=== DATA FOR THIS TASK ===
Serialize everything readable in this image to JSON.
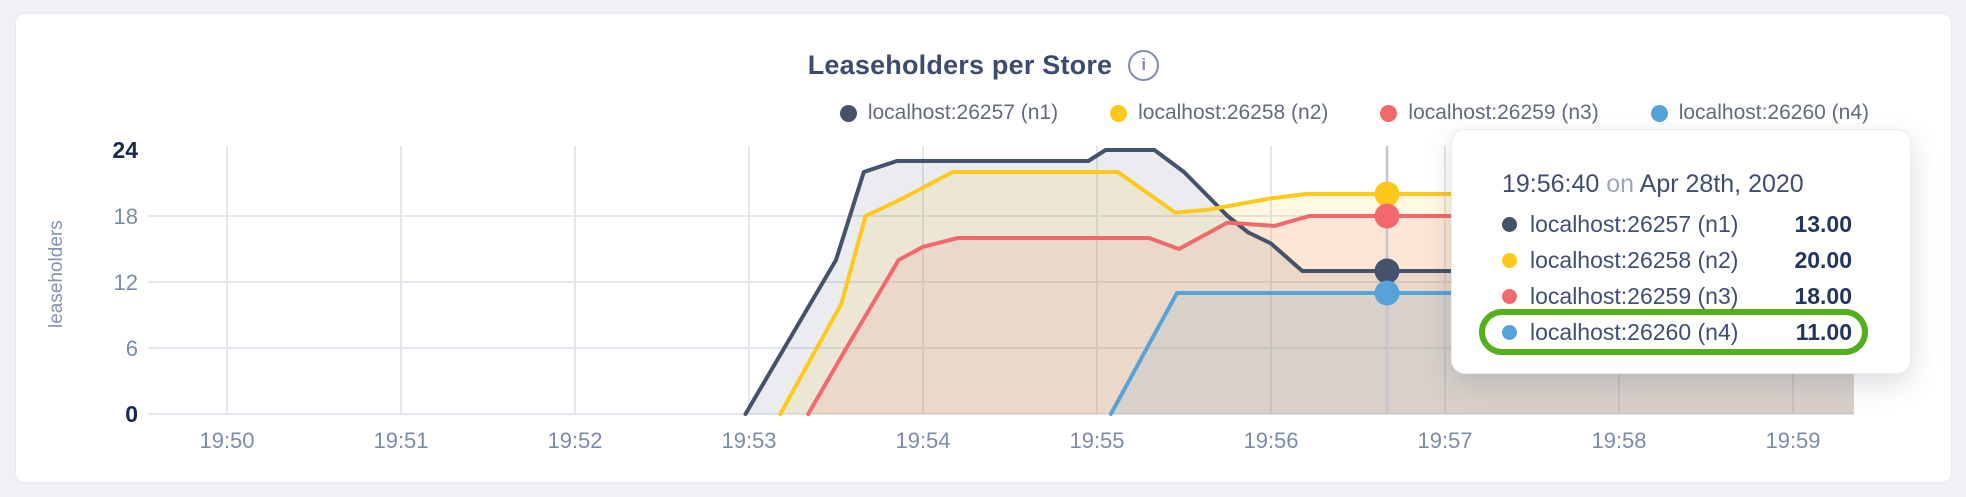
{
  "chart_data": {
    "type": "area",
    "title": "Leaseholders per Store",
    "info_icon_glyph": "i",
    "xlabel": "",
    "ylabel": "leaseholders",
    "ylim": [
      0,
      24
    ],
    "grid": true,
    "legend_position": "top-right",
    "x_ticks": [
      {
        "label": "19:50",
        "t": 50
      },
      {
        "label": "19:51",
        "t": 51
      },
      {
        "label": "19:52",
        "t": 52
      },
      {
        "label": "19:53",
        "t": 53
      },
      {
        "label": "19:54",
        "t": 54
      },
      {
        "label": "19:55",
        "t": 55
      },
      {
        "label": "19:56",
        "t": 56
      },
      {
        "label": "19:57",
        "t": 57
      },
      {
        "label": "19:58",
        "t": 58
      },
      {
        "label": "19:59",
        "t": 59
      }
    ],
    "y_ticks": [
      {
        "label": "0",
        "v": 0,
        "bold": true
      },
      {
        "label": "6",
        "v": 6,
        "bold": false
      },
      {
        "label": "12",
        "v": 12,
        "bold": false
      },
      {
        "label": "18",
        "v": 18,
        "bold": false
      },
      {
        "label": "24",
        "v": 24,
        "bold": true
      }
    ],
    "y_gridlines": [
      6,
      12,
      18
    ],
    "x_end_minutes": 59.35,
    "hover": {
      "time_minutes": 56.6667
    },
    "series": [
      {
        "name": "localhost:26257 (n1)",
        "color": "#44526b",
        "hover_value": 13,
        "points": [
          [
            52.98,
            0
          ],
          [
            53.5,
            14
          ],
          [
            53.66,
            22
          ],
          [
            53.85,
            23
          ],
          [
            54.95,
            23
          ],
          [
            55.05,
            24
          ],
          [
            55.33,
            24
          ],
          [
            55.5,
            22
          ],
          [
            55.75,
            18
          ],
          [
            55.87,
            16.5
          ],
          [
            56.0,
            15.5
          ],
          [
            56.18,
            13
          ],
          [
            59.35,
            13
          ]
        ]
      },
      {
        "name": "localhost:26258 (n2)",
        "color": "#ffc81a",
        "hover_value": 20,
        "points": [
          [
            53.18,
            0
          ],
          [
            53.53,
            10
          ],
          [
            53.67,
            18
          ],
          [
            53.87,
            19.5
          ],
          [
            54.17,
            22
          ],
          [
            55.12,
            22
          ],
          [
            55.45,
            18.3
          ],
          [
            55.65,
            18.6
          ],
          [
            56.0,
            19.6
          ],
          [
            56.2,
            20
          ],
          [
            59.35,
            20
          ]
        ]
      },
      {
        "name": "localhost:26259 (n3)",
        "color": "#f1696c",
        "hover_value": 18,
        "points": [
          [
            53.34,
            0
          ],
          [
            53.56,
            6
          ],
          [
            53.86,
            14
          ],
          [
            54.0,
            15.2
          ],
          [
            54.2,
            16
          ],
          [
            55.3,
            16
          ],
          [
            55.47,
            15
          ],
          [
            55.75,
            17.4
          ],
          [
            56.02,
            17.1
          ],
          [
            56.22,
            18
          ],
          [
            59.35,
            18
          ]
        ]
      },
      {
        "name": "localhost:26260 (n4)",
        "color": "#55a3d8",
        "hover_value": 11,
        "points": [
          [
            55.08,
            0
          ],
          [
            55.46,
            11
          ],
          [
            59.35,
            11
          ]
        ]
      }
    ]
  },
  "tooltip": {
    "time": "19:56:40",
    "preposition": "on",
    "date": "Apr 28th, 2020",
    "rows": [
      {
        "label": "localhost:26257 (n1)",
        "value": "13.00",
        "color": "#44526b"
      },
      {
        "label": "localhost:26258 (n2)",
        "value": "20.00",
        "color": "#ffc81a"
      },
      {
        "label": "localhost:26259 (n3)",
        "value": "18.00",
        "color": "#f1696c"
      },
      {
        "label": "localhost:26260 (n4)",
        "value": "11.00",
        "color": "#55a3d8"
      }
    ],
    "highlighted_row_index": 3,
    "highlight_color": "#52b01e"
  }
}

=== WHAT IS NEEDED ===
Where a line in the entries holds the word "name", copy that line.

=== WRITTEN SOLUTION ===
        "name": "localhost:26257 (n1)",
        "name": "localhost:26258 (n2)",
        "name": "localhost:26259 (n3)",
        "name": "localhost:26260 (n4)",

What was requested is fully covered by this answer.